_What you are asked to do_
Repeat the records below exactly, leaving out every picture.

===== Data records

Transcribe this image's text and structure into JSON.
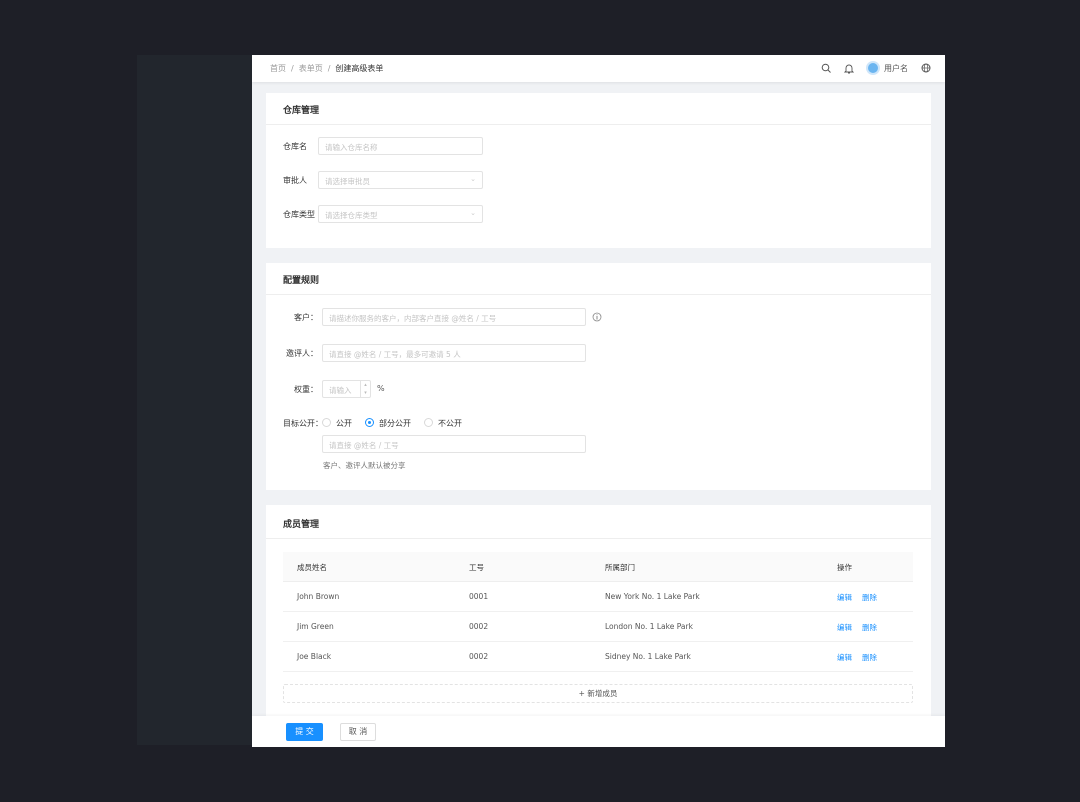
{
  "breadcrumb": [
    "首页",
    "表单页",
    "创建高级表单"
  ],
  "header": {
    "username": "用户名",
    "icons": [
      "search-icon",
      "bell-icon",
      "avatar",
      "globe-icon"
    ]
  },
  "warehouse": {
    "title": "仓库管理",
    "name_label": "仓库名",
    "name_placeholder": "请输入仓库名称",
    "approver_label": "审批人",
    "approver_placeholder": "请选择审批员",
    "type_label": "仓库类型",
    "type_placeholder": "请选择仓库类型"
  },
  "rules": {
    "title": "配置规则",
    "customer_label": "客户：",
    "customer_placeholder": "请描述你服务的客户，内部客户直接 @姓名 / 工号",
    "invitee_label": "邀评人：",
    "invitee_placeholder": "请直接 @姓名 / 工号，最多可邀请 5 人",
    "weight_label": "权重：",
    "weight_placeholder": "请输入",
    "weight_unit": "%",
    "public_label": "目标公开：",
    "public_options": [
      "公开",
      "部分公开",
      "不公开"
    ],
    "public_selected": "部分公开",
    "share_placeholder": "请直接 @姓名 / 工号",
    "help_text": "客户、邀评人默认被分享"
  },
  "members": {
    "title": "成员管理",
    "columns": [
      "成员姓名",
      "工号",
      "所属部门",
      "操作"
    ],
    "rows": [
      {
        "name": "John Brown",
        "id": "0001",
        "dept": "New York No. 1 Lake Park",
        "edit": "编辑",
        "delete": "删除"
      },
      {
        "name": "Jim Green",
        "id": "0002",
        "dept": "London No. 1 Lake Park",
        "edit": "编辑",
        "delete": "删除"
      },
      {
        "name": "Joe Black",
        "id": "0002",
        "dept": "Sidney No. 1 Lake Park",
        "edit": "编辑",
        "delete": "删除"
      }
    ],
    "add_label": "新增成员"
  },
  "footer": {
    "submit": "提 交",
    "cancel": "取 消"
  },
  "colors": {
    "primary": "#1890ff",
    "background": "#f0f2f5"
  }
}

==========

_Response for this exercise_
Transcribe this image's text and structure into JSON.
{
  "breadcrumb": [
    "首页",
    "表单页",
    "创建高级表单"
  ],
  "header": {
    "username": "用户名",
    "icons": [
      "search-icon",
      "bell-icon",
      "avatar",
      "globe-icon"
    ]
  },
  "warehouse": {
    "title": "仓库管理",
    "name_label": "仓库名",
    "name_placeholder": "请输入仓库名称",
    "approver_label": "审批人",
    "approver_placeholder": "请选择审批员",
    "type_label": "仓库类型",
    "type_placeholder": "请选择仓库类型"
  },
  "rules": {
    "title": "配置规则",
    "customer_label": "客户：",
    "customer_placeholder": "请描述你服务的客户，内部客户直接 @姓名 / 工号",
    "invitee_label": "邀评人：",
    "invitee_placeholder": "请直接 @姓名 / 工号，最多可邀请 5 人",
    "weight_label": "权重：",
    "weight_placeholder": "请输入",
    "weight_unit": "%",
    "public_label": "目标公开：",
    "public_options": [
      "公开",
      "部分公开",
      "不公开"
    ],
    "public_selected": "部分公开",
    "share_placeholder": "请直接 @姓名 / 工号",
    "help_text": "客户、邀评人默认被分享"
  },
  "members": {
    "title": "成员管理",
    "columns": [
      "成员姓名",
      "工号",
      "所属部门",
      "操作"
    ],
    "rows": [
      {
        "name": "John Brown",
        "id": "0001",
        "dept": "New York No. 1 Lake Park",
        "edit": "编辑",
        "delete": "删除"
      },
      {
        "name": "Jim Green",
        "id": "0002",
        "dept": "London No. 1 Lake Park",
        "edit": "编辑",
        "delete": "删除"
      },
      {
        "name": "Joe Black",
        "id": "0002",
        "dept": "Sidney No. 1 Lake Park",
        "edit": "编辑",
        "delete": "删除"
      }
    ],
    "add_label": "新增成员"
  },
  "footer": {
    "submit": "提 交",
    "cancel": "取 消"
  },
  "colors": {
    "primary": "#1890ff",
    "background": "#f0f2f5"
  }
}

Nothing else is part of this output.